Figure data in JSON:
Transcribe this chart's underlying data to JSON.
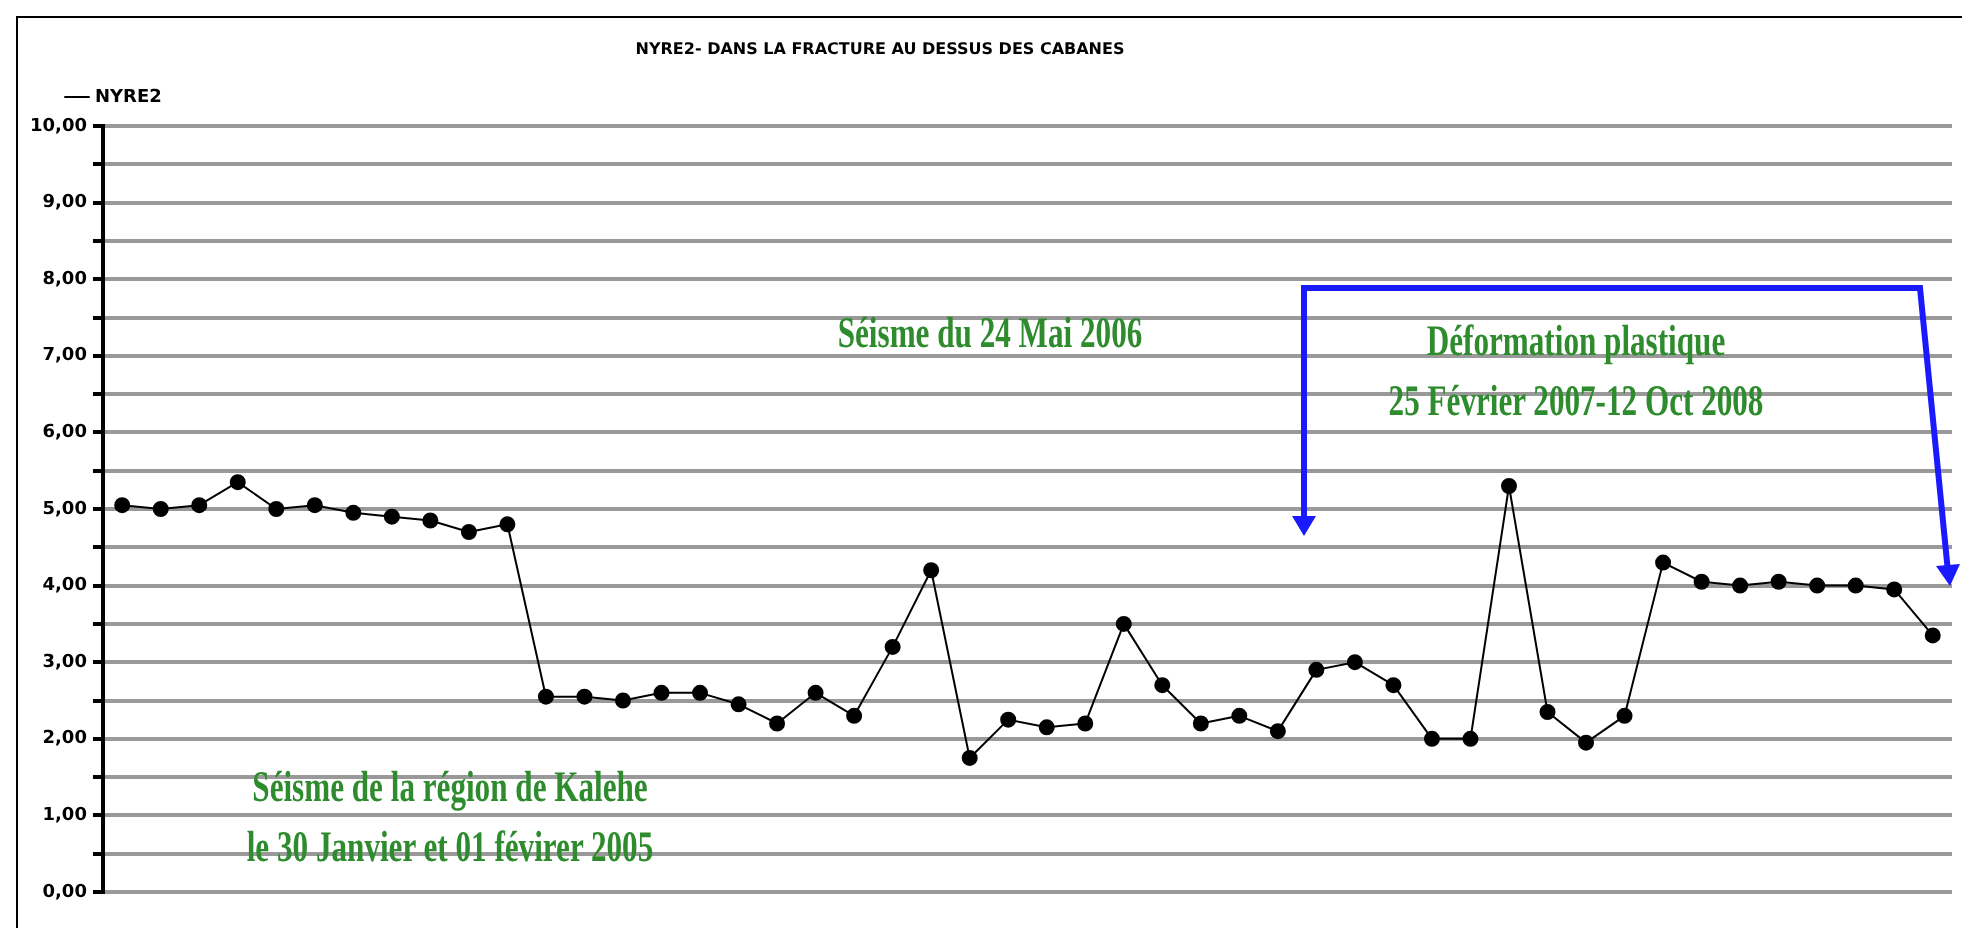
{
  "chart_data": {
    "type": "line",
    "title": "NYRE2- DANS LA FRACTURE AU DESSUS DES CABANES",
    "categories": [
      null,
      null,
      null,
      null,
      null,
      null,
      null,
      null,
      null,
      null,
      null,
      null,
      null,
      null,
      null,
      null,
      null,
      null,
      null,
      null,
      null,
      null,
      null,
      null,
      null,
      null,
      null,
      null,
      null,
      null,
      null,
      null,
      null,
      null,
      null,
      null,
      null,
      null,
      null,
      null,
      null,
      null,
      null,
      null,
      null,
      null,
      null,
      null
    ],
    "series": [
      {
        "name": "NYRE2",
        "color": "#000000",
        "values": [
          5.05,
          5.0,
          5.05,
          5.35,
          5.0,
          5.05,
          4.95,
          4.9,
          4.85,
          4.7,
          4.8,
          2.55,
          2.55,
          2.5,
          2.6,
          2.6,
          2.45,
          2.2,
          2.6,
          2.3,
          3.2,
          4.2,
          1.75,
          2.25,
          2.15,
          2.2,
          3.5,
          2.7,
          2.2,
          2.3,
          2.1,
          2.9,
          3.0,
          2.7,
          2.0,
          2.0,
          5.3,
          2.35,
          1.95,
          2.3,
          4.3,
          4.05,
          4.0,
          4.05,
          4.0,
          4.0,
          3.95,
          3.35
        ]
      }
    ],
    "ylim": [
      0,
      10
    ],
    "yticks": [
      {
        "value": 0,
        "label": "0,00"
      },
      {
        "value": 0.5,
        "label": null
      },
      {
        "value": 1,
        "label": "1,00"
      },
      {
        "value": 1.5,
        "label": null
      },
      {
        "value": 2,
        "label": "2,00"
      },
      {
        "value": 2.5,
        "label": null
      },
      {
        "value": 3,
        "label": "3,00"
      },
      {
        "value": 3.5,
        "label": null
      },
      {
        "value": 4,
        "label": "4,00"
      },
      {
        "value": 4.5,
        "label": null
      },
      {
        "value": 5,
        "label": "5,00"
      },
      {
        "value": 5.5,
        "label": null
      },
      {
        "value": 6,
        "label": "6,00"
      },
      {
        "value": 6.5,
        "label": null
      },
      {
        "value": 7,
        "label": "7,00"
      },
      {
        "value": 7.5,
        "label": null
      },
      {
        "value": 8,
        "label": "8,00"
      },
      {
        "value": 8.5,
        "label": null
      },
      {
        "value": 9,
        "label": "9,00"
      },
      {
        "value": 9.5,
        "label": null
      },
      {
        "value": 10,
        "label": "10,00"
      }
    ],
    "grid": "y",
    "legend": "top left",
    "marker": "circle",
    "line_style": "solid",
    "tick_labels": "y",
    "annotations": [
      "Séisme de la région de Kalehe\nle 30 Janvier et 01 févirer 2005",
      "Séisme du 24 Mai 2006",
      "Déformation plastique\n25 Février 2007-12 Oct 2008"
    ]
  }
}
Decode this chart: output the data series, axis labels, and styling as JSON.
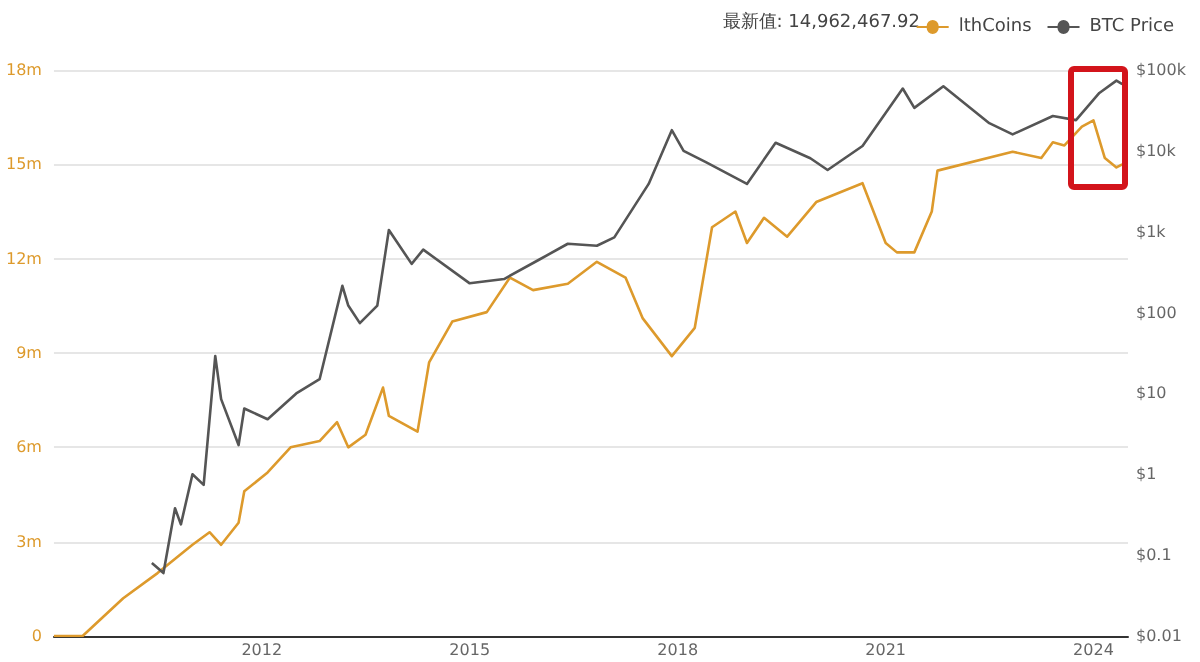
{
  "chart_data": {
    "type": "line",
    "annotations": [
      "最新值: 14,962,467.92"
    ],
    "legend": "top right",
    "grid": "y",
    "marker": "none",
    "xlim": [
      "2009-01",
      "2024-07"
    ],
    "xticks": [
      "2012",
      "2015",
      "2018",
      "2021",
      "2024"
    ],
    "ylim": [
      0,
      18000000
    ],
    "yticks": [
      {
        "value": 0,
        "label": "0"
      },
      {
        "value": 3000000,
        "label": "3m"
      },
      {
        "value": 6000000,
        "label": "6m"
      },
      {
        "value": 9000000,
        "label": "9m"
      },
      {
        "value": 12000000,
        "label": "12m"
      },
      {
        "value": 15000000,
        "label": "15m"
      },
      {
        "value": 18000000,
        "label": "18m"
      }
    ],
    "y2lim": [
      0.01,
      100000
    ],
    "log": "y2",
    "y2ticks": [
      {
        "value": 0.01,
        "label": "$0.01"
      },
      {
        "value": 0.1,
        "label": "$0.1"
      },
      {
        "value": 1,
        "label": "$1"
      },
      {
        "value": 10,
        "label": "$10"
      },
      {
        "value": 100,
        "label": "$100"
      },
      {
        "value": 1000,
        "label": "$1k"
      },
      {
        "value": 10000,
        "label": "$10k"
      },
      {
        "value": 100000,
        "label": "$100k"
      }
    ],
    "series": [
      {
        "name": "lthCoins",
        "color": "#dd9a2c",
        "x": [
          "2009-01",
          "2009-06",
          "2010-01",
          "2010-07",
          "2011-01",
          "2011-04",
          "2011-06",
          "2011-09",
          "2011-10",
          "2012-02",
          "2012-06",
          "2012-11",
          "2013-02",
          "2013-04",
          "2013-07",
          "2013-10",
          "2013-11",
          "2014-04",
          "2014-06",
          "2014-10",
          "2015-04",
          "2015-08",
          "2015-12",
          "2016-06",
          "2016-11",
          "2017-04",
          "2017-07",
          "2017-12",
          "2018-04",
          "2018-07",
          "2018-11",
          "2019-01",
          "2019-04",
          "2019-08",
          "2020-01",
          "2020-09",
          "2021-01",
          "2021-03",
          "2021-06",
          "2021-09",
          "2021-10",
          "2022-11",
          "2023-04",
          "2023-06",
          "2023-08",
          "2023-11",
          "2024-01",
          "2024-03",
          "2024-05",
          "2024-06"
        ],
        "values": [
          0,
          0,
          1200000,
          2000000,
          2900000,
          3300000,
          2900000,
          3600000,
          4600000,
          5200000,
          6000000,
          6200000,
          6800000,
          6000000,
          6400000,
          7900000,
          7000000,
          6500000,
          8700000,
          10000000,
          10300000,
          11400000,
          11000000,
          11200000,
          11900000,
          11400000,
          10100000,
          8900000,
          9800000,
          13000000,
          13500000,
          12500000,
          13300000,
          12700000,
          13800000,
          14400000,
          12500000,
          12200000,
          12200000,
          13500000,
          14800000,
          15400000,
          15200000,
          15700000,
          15600000,
          16200000,
          16400000,
          15200000,
          14900000,
          15000000
        ]
      },
      {
        "name": "BTC Price",
        "color": "#555555",
        "axis": "y2",
        "x": [
          "2010-06",
          "2010-08",
          "2010-10",
          "2010-11",
          "2011-01",
          "2011-03",
          "2011-05",
          "2011-06",
          "2011-09",
          "2011-10",
          "2012-02",
          "2012-07",
          "2012-11",
          "2013-03",
          "2013-04",
          "2013-06",
          "2013-09",
          "2013-11",
          "2014-03",
          "2014-05",
          "2015-01",
          "2015-07",
          "2016-01",
          "2016-06",
          "2016-11",
          "2017-02",
          "2017-08",
          "2017-12",
          "2018-02",
          "2018-06",
          "2019-01",
          "2019-06",
          "2019-12",
          "2020-03",
          "2020-09",
          "2021-04",
          "2021-06",
          "2021-11",
          "2022-07",
          "2022-11",
          "2023-06",
          "2023-10",
          "2024-02",
          "2024-05",
          "2024-06"
        ],
        "values": [
          0.08,
          0.06,
          0.38,
          0.24,
          1.0,
          0.74,
          29,
          8.5,
          2.3,
          6.5,
          4.8,
          10,
          15,
          214,
          122,
          74,
          122,
          1050,
          400,
          600,
          230,
          260,
          450,
          710,
          670,
          850,
          3900,
          18000,
          10000,
          7200,
          3900,
          12600,
          8100,
          5800,
          11500,
          59000,
          34000,
          63000,
          22000,
          16000,
          27000,
          24000,
          52000,
          74000,
          67000
        ]
      }
    ]
  }
}
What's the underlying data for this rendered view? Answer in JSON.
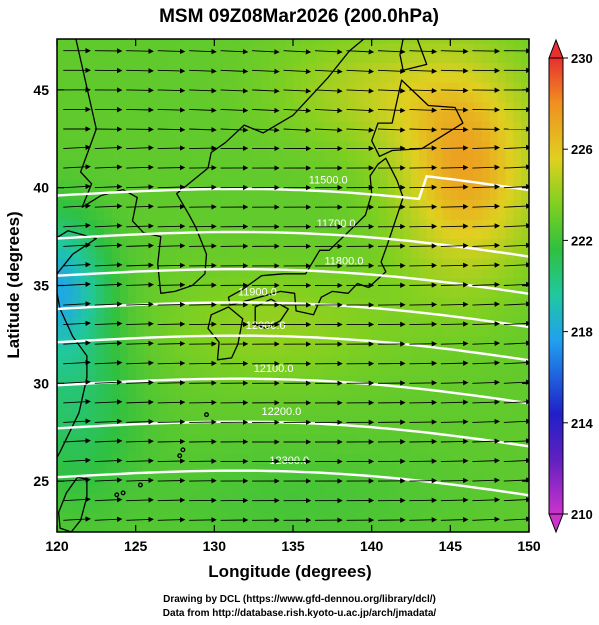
{
  "title": "MSM 09Z08Mar2026 (200.0hPa)",
  "axes": {
    "xlabel": "Longitude (degrees)",
    "ylabel": "Latitude  (degrees)",
    "xlim": [
      120,
      150
    ],
    "ylim": [
      22.4,
      47.6
    ],
    "xticks": [
      "120",
      "125",
      "130",
      "135",
      "140",
      "145",
      "150"
    ],
    "yticks": [
      "25",
      "30",
      "35",
      "40",
      "45"
    ]
  },
  "colorbar": {
    "min": 210,
    "max": 230,
    "ticks": [
      "210",
      "214",
      "218",
      "222",
      "226",
      "230"
    ],
    "colors": [
      "#cc33cc",
      "#2020c8",
      "#20a0f0",
      "#20c8a0",
      "#30c040",
      "#80d020",
      "#e0d020",
      "#f09020",
      "#e83030"
    ]
  },
  "map": {
    "field": "temperature",
    "contours": [
      {
        "label": "11500.0",
        "lat": 39.0
      },
      {
        "label": "11700.0",
        "lat": 36.8
      },
      {
        "label": "11800.0",
        "lat": 34.9
      },
      {
        "label": "11900.0",
        "lat": 33.2
      },
      {
        "label": "12000.0",
        "lat": 31.5
      },
      {
        "label": "12100.0",
        "lat": 29.3
      },
      {
        "label": "12200.0",
        "lat": 27.1
      },
      {
        "label": "12300.0",
        "lat": 24.6
      }
    ],
    "wind_direction": "westerly"
  },
  "credits": {
    "line1": "Drawing by DCL (https://www.gfd-dennou.org/library/dcl/)",
    "line2": "Data from http://database.rish.kyoto-u.ac.jp/arch/jmadata/"
  }
}
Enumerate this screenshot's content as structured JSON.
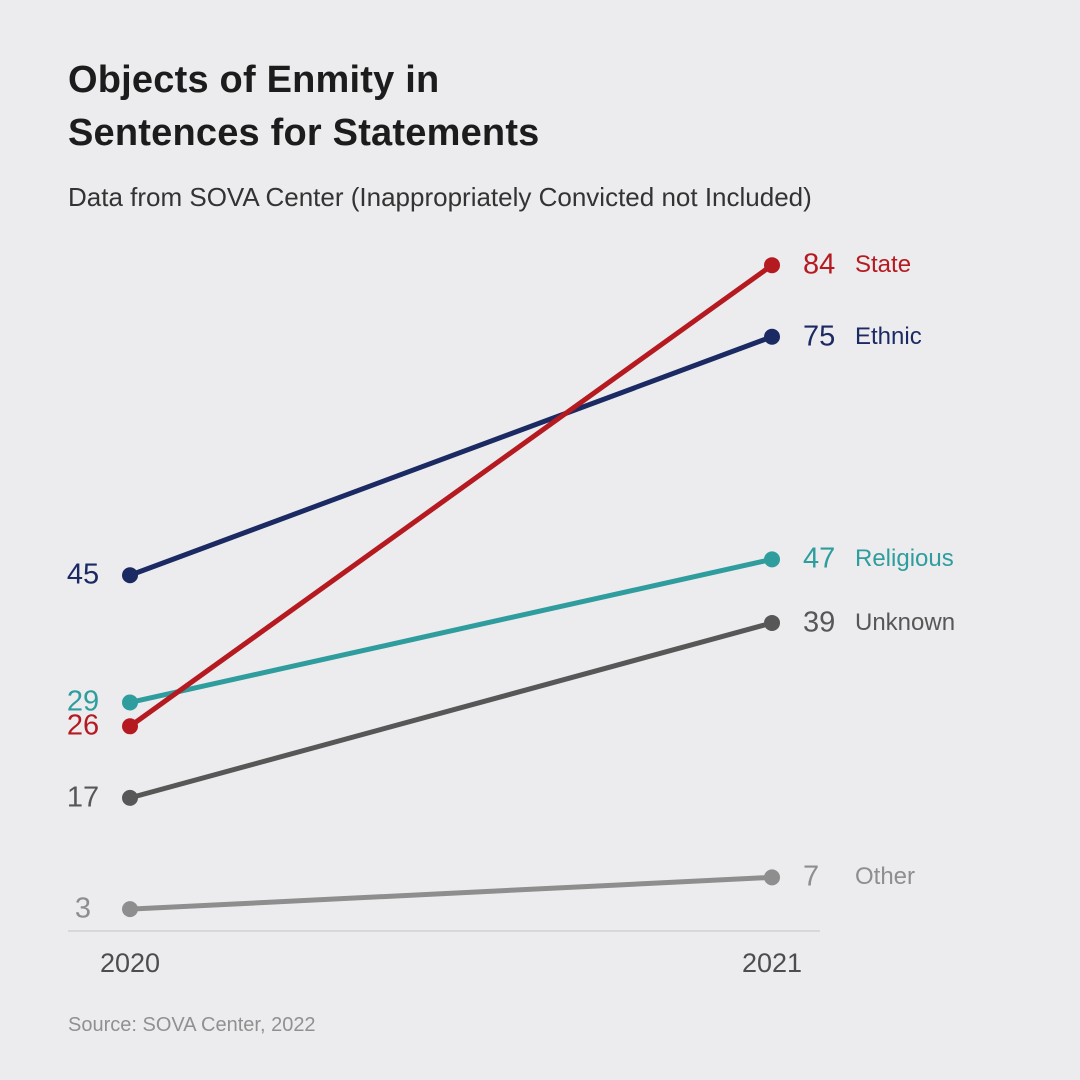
{
  "title": {
    "line1": "Objects of Enmity in",
    "line2": "Sentences for Statements"
  },
  "subtitle": "Data from SOVA Center (Inappropriately Convicted not Included)",
  "source": "Source: SOVA Center, 2022",
  "chart_data": {
    "type": "line",
    "variant": "slope-chart",
    "title": "Objects of Enmity in Sentences for Statements",
    "subtitle": "Data from SOVA Center (Inappropriately Convicted not Included)",
    "categories": [
      "2020",
      "2021"
    ],
    "series": [
      {
        "name": "State",
        "color": "#b51a20",
        "values": [
          26,
          84
        ]
      },
      {
        "name": "Ethnic",
        "color": "#1b2a63",
        "values": [
          45,
          75
        ]
      },
      {
        "name": "Religious",
        "color": "#2f9d9d",
        "values": [
          29,
          47
        ]
      },
      {
        "name": "Unknown",
        "color": "#575757",
        "values": [
          17,
          39
        ]
      },
      {
        "name": "Other",
        "color": "#8e8e8e",
        "values": [
          3,
          7
        ]
      }
    ],
    "ylim": [
      0,
      90
    ],
    "grid": false,
    "legend_position": "right-of-line-ends",
    "value_labels": "both-ends",
    "background_color": "#ececee"
  }
}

* _Problem statement_:
The answer should be a single number: the count of lines in the data that include the string "right".

* _Answer to the exercise_:
2